(Stored items from a collection)
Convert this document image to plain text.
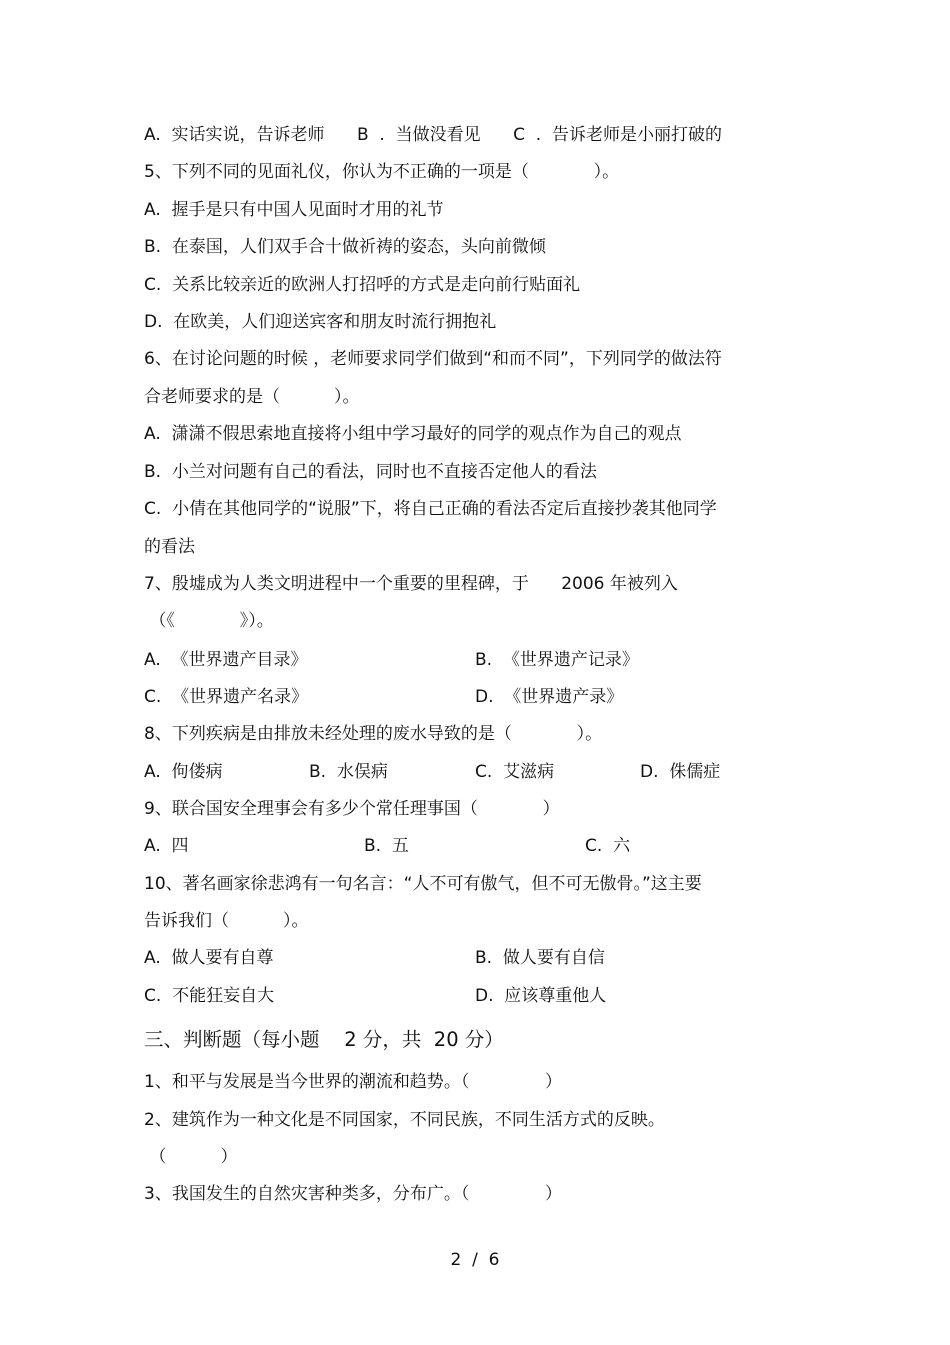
A.  实话实说，告诉老师      B  .  当做没看见      C  .  告诉老师是小丽打破的
5、下列不同的见面礼仪，你认为不正确的一项是（            ）。
A.  握手是只有中国人见面时才用的礼节
B.  在泰国，人们双手合十做祈祷的姿态，头向前微倾
C.  关系比较亲近的欧洲人打招呼的方式是走向前行贴面礼
D.  在欧美，人们迎送宾客和朋友时流行拥抱礼
6、在讨论问题的时候 ，老师要求同学们做到“和而不同”，下列同学的做法符
合老师要求的是（          ）。
A.  潇潇不假思索地直接将小组中学习最好的同学的观点作为自己的观点
B.  小兰对问题有自己的看法，同时也不直接否定他人的看法
C.  小倩在其他同学的“说服”下，将自己正确的看法否定后直接抄袭其他同学
的看法
7、殷墟成为人类文明进程中一个重要的里程碑，于      2006 年被列入
（《            》）。
A.  《世界遗产目录》	B.  《世界遗产记录》
C.  《世界遗产名录》	D.  《世界遗产录》
8、下列疾病是由排放未经处理的废水导致的是（            ）。
A.  佝偻病	B.  水俣病	C.  艾滋病	D.  侏儒症
9、联合国安全理事会有多少个常任理事国（            ）
A.  四	B.  五	C.  六
10、著名画家徐悲鸿有一句名言：“人不可有傲气，但不可无傲骨。”这主要
告诉我们（          ）。
A.  做人要有自尊	B.  做人要有自信
C.  不能狂妄自大	D.  应该尊重他人
三、判断题（每小题    2 分，共  20 分）
1、和平与发展是当今世界的潮流和趋势。（              ）
2、建筑作为一种文化是不同国家，不同民族，不同生活方式的反映。
（          ）
3、我国发生的自然灾害种类多，分布广。（              ）
2  /  6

> [The request] Your copy should hold every record word for word and none of the pictures.

> [Answer to this task]
Convert this document image to plain text.
A.  实话实说，告诉老师      B  .  当做没看见      C  .  告诉老师是小丽打破的
5、下列不同的见面礼仪，你认为不正确的一项是（            ）。
A.  握手是只有中国人见面时才用的礼节
B.  在泰国，人们双手合十做祈祷的姿态，头向前微倾
C.  关系比较亲近的欧洲人打招呼的方式是走向前行贴面礼
D.  在欧美，人们迎送宾客和朋友时流行拥抱礼
6、在讨论问题的时候 ，老师要求同学们做到“和而不同”，下列同学的做法符
合老师要求的是（          ）。
A.  潇潇不假思索地直接将小组中学习最好的同学的观点作为自己的观点
B.  小兰对问题有自己的看法，同时也不直接否定他人的看法
C.  小倩在其他同学的“说服”下，将自己正确的看法否定后直接抄袭其他同学
的看法
7、殷墟成为人类文明进程中一个重要的里程碑，于      2006 年被列入
（《            》）。
A.  《世界遗产目录》	B.  《世界遗产记录》
C.  《世界遗产名录》	D.  《世界遗产录》
8、下列疾病是由排放未经处理的废水导致的是（            ）。
A.  佝偻病	B.  水俣病	C.  艾滋病	D.  侏儒症
9、联合国安全理事会有多少个常任理事国（            ）
A.  四	B.  五	C.  六
10、著名画家徐悲鸿有一句名言：“人不可有傲气，但不可无傲骨。”这主要
告诉我们（          ）。
A.  做人要有自尊	B.  做人要有自信
C.  不能狂妄自大	D.  应该尊重他人
三、判断题（每小题    2 分，共  20 分）
1、和平与发展是当今世界的潮流和趋势。（              ）
2、建筑作为一种文化是不同国家，不同民族，不同生活方式的反映。
（          ）
3、我国发生的自然灾害种类多，分布广。（              ）
2  /  6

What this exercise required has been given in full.